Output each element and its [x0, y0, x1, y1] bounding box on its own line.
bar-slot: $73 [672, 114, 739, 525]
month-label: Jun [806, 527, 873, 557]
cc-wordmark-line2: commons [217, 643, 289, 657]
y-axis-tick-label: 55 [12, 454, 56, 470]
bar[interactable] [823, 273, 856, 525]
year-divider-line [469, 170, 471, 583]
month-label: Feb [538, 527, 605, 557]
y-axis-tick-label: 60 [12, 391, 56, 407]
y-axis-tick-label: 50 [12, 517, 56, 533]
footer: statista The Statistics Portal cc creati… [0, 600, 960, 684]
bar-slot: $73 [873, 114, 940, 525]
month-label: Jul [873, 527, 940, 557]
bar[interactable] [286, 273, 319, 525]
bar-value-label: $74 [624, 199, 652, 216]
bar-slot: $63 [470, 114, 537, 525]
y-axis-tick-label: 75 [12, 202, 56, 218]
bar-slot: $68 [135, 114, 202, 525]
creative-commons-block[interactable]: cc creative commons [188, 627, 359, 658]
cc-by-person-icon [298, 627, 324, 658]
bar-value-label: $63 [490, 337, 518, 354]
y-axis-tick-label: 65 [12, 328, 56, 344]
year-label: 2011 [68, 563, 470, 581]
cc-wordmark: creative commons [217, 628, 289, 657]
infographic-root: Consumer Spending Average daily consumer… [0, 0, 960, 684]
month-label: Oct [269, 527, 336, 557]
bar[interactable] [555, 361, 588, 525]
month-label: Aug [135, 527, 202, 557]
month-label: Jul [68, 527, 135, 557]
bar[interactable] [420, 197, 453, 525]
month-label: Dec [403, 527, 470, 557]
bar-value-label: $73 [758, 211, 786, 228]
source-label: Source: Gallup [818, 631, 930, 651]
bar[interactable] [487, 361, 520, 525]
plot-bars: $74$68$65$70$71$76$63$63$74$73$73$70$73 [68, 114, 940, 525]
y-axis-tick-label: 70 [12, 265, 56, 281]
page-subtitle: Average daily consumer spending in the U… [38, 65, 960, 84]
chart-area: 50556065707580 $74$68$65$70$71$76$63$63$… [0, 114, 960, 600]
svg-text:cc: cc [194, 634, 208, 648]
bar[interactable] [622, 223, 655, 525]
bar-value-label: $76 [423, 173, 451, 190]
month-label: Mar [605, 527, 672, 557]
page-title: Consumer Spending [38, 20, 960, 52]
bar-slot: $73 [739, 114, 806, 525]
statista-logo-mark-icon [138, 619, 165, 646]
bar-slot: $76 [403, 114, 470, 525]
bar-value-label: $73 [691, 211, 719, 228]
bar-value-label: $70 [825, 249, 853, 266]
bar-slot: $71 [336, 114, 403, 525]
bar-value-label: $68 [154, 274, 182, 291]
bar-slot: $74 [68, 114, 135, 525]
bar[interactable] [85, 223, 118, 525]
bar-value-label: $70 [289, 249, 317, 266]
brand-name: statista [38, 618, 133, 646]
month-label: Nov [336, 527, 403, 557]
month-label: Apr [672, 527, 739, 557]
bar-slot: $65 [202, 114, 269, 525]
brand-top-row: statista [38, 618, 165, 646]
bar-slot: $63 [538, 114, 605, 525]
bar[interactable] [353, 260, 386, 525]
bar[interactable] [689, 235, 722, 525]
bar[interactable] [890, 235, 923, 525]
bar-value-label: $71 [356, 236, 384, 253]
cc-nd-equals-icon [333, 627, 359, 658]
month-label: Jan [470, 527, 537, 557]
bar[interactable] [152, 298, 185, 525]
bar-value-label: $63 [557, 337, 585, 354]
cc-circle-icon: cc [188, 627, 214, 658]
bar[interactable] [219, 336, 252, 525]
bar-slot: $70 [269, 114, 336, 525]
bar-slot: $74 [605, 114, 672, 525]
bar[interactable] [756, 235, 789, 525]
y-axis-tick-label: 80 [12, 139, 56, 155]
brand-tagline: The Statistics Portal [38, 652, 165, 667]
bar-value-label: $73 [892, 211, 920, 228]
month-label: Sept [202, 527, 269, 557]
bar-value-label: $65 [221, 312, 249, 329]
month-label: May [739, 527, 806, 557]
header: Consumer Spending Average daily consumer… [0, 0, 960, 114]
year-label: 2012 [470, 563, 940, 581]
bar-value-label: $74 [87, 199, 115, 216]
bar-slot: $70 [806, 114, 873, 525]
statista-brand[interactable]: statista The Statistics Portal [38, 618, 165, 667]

• • • •

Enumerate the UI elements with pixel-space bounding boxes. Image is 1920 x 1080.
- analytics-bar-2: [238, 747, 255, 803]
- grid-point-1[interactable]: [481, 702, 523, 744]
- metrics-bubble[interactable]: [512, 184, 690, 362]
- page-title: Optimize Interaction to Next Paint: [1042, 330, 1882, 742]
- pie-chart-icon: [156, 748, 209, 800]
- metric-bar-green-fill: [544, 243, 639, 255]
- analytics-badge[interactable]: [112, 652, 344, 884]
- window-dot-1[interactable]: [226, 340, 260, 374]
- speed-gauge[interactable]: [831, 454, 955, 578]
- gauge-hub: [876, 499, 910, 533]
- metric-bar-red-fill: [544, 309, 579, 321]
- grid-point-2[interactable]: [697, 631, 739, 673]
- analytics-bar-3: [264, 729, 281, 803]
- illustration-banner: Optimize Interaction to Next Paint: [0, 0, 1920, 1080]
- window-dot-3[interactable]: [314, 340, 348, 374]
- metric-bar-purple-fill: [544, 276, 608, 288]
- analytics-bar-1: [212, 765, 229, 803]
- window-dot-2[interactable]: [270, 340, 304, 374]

• • • •

§ Exercise brief:
Lay out these listing lines as a Markdown table with the columns "Row" and "Line", one numbered row per line. Begin at the line that has "Enumerate the UI", stop after the line that has "- gauge-hub: [876, 499, 910, 533]", and leave out any blank lines.

§ Response to this task:
| Row | Line |
|---|---|
| 1 | Enumerate the UI elements with pixel-space bounding boxes. Image is 1920 x 1080. |
| 2 | - analytics-bar-2: [238, 747, 255, 803] |
| 3 | - grid-point-1[interactable]: [481, 702, 523, 744] |
| 4 | - metrics-bubble[interactable]: [512, 184, 690, 362] |
| 5 | - page-title: Optimize Interaction to Next Paint: [1042, 330, 1882, 742] |
| 6 | - pie-chart-icon: [156, 748, 209, 800] |
| 7 | - metric-bar-green-fill: [544, 243, 639, 255] |
| 8 | - analytics-badge[interactable]: [112, 652, 344, 884] |
| 9 | - window-dot-1[interactable]: [226, 340, 260, 374] |
| 10 | - speed-gauge[interactable]: [831, 454, 955, 578] |
| 11 | - gauge-hub: [876, 499, 910, 533] |